The request: Copy all of the records below verbatim.
_ _ _ _ _ _ _
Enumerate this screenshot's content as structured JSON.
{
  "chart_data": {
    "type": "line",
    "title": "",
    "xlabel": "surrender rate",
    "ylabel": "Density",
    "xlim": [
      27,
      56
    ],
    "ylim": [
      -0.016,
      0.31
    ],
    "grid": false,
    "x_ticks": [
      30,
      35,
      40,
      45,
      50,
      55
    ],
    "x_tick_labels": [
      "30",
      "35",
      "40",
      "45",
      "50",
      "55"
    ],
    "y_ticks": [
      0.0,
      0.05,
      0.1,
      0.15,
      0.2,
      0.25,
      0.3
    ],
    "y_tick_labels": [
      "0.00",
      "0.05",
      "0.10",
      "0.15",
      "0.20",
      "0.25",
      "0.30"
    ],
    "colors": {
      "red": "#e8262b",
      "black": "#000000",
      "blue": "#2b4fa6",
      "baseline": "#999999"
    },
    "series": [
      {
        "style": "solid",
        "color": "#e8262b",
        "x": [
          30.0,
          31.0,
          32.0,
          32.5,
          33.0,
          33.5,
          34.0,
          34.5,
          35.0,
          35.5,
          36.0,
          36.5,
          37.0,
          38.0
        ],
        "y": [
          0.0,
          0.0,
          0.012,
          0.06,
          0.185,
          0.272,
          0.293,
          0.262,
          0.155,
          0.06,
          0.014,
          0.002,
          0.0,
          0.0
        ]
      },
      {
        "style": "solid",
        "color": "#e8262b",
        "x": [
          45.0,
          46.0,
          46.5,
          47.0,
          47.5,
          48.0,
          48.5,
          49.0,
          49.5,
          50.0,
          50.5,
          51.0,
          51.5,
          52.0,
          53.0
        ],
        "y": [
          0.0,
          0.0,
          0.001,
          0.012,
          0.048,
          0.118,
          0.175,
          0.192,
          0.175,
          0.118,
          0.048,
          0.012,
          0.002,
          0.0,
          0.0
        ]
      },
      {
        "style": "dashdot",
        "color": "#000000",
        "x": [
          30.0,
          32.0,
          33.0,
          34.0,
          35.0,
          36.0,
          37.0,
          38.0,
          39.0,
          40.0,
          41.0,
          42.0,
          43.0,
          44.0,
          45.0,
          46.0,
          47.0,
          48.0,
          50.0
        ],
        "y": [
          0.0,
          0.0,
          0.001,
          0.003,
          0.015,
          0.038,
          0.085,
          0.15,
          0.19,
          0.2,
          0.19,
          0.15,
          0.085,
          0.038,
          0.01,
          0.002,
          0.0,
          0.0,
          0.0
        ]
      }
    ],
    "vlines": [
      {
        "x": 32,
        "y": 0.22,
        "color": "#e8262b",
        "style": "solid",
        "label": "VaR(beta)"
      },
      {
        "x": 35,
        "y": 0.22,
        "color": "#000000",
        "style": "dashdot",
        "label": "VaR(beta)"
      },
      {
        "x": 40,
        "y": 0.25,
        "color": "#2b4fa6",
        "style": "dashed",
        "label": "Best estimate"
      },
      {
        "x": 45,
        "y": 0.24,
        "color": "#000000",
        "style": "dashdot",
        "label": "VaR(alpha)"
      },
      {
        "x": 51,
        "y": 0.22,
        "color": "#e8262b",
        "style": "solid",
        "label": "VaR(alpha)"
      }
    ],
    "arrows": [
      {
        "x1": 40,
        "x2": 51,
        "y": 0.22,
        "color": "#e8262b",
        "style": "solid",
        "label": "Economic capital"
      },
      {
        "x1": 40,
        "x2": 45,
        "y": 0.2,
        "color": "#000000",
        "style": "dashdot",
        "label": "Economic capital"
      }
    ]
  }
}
_ _ _ _ _ _ _
Result for this task:
Enumerate this screenshot's content as structured JSON.
{
  "chart_data": {
    "type": "line",
    "title": "",
    "xlabel": "surrender rate",
    "ylabel": "Density",
    "xlim": [
      27,
      56
    ],
    "ylim": [
      -0.016,
      0.31
    ],
    "grid": false,
    "x_ticks": [
      30,
      35,
      40,
      45,
      50,
      55
    ],
    "x_tick_labels": [
      "30",
      "35",
      "40",
      "45",
      "50",
      "55"
    ],
    "y_ticks": [
      0.0,
      0.05,
      0.1,
      0.15,
      0.2,
      0.25,
      0.3
    ],
    "y_tick_labels": [
      "0.00",
      "0.05",
      "0.10",
      "0.15",
      "0.20",
      "0.25",
      "0.30"
    ],
    "colors": {
      "red": "#e8262b",
      "black": "#000000",
      "blue": "#2b4fa6",
      "baseline": "#999999"
    },
    "series": [
      {
        "style": "solid",
        "color": "#e8262b",
        "x": [
          30.0,
          31.0,
          32.0,
          32.5,
          33.0,
          33.5,
          34.0,
          34.5,
          35.0,
          35.5,
          36.0,
          36.5,
          37.0,
          38.0
        ],
        "y": [
          0.0,
          0.0,
          0.012,
          0.06,
          0.185,
          0.272,
          0.293,
          0.262,
          0.155,
          0.06,
          0.014,
          0.002,
          0.0,
          0.0
        ]
      },
      {
        "style": "solid",
        "color": "#e8262b",
        "x": [
          45.0,
          46.0,
          46.5,
          47.0,
          47.5,
          48.0,
          48.5,
          49.0,
          49.5,
          50.0,
          50.5,
          51.0,
          51.5,
          52.0,
          53.0
        ],
        "y": [
          0.0,
          0.0,
          0.001,
          0.012,
          0.048,
          0.118,
          0.175,
          0.192,
          0.175,
          0.118,
          0.048,
          0.012,
          0.002,
          0.0,
          0.0
        ]
      },
      {
        "style": "dashdot",
        "color": "#000000",
        "x": [
          30.0,
          32.0,
          33.0,
          34.0,
          35.0,
          36.0,
          37.0,
          38.0,
          39.0,
          40.0,
          41.0,
          42.0,
          43.0,
          44.0,
          45.0,
          46.0,
          47.0,
          48.0,
          50.0
        ],
        "y": [
          0.0,
          0.0,
          0.001,
          0.003,
          0.015,
          0.038,
          0.085,
          0.15,
          0.19,
          0.2,
          0.19,
          0.15,
          0.085,
          0.038,
          0.01,
          0.002,
          0.0,
          0.0,
          0.0
        ]
      }
    ],
    "vlines": [
      {
        "x": 32,
        "y": 0.22,
        "color": "#e8262b",
        "style": "solid",
        "label": "VaR(beta)"
      },
      {
        "x": 35,
        "y": 0.22,
        "color": "#000000",
        "style": "dashdot",
        "label": "VaR(beta)"
      },
      {
        "x": 40,
        "y": 0.25,
        "color": "#2b4fa6",
        "style": "dashed",
        "label": "Best estimate"
      },
      {
        "x": 45,
        "y": 0.24,
        "color": "#000000",
        "style": "dashdot",
        "label": "VaR(alpha)"
      },
      {
        "x": 51,
        "y": 0.22,
        "color": "#e8262b",
        "style": "solid",
        "label": "VaR(alpha)"
      }
    ],
    "arrows": [
      {
        "x1": 40,
        "x2": 51,
        "y": 0.22,
        "color": "#e8262b",
        "style": "solid",
        "label": "Economic capital"
      },
      {
        "x1": 40,
        "x2": 45,
        "y": 0.2,
        "color": "#000000",
        "style": "dashdot",
        "label": "Economic capital"
      }
    ]
  }
}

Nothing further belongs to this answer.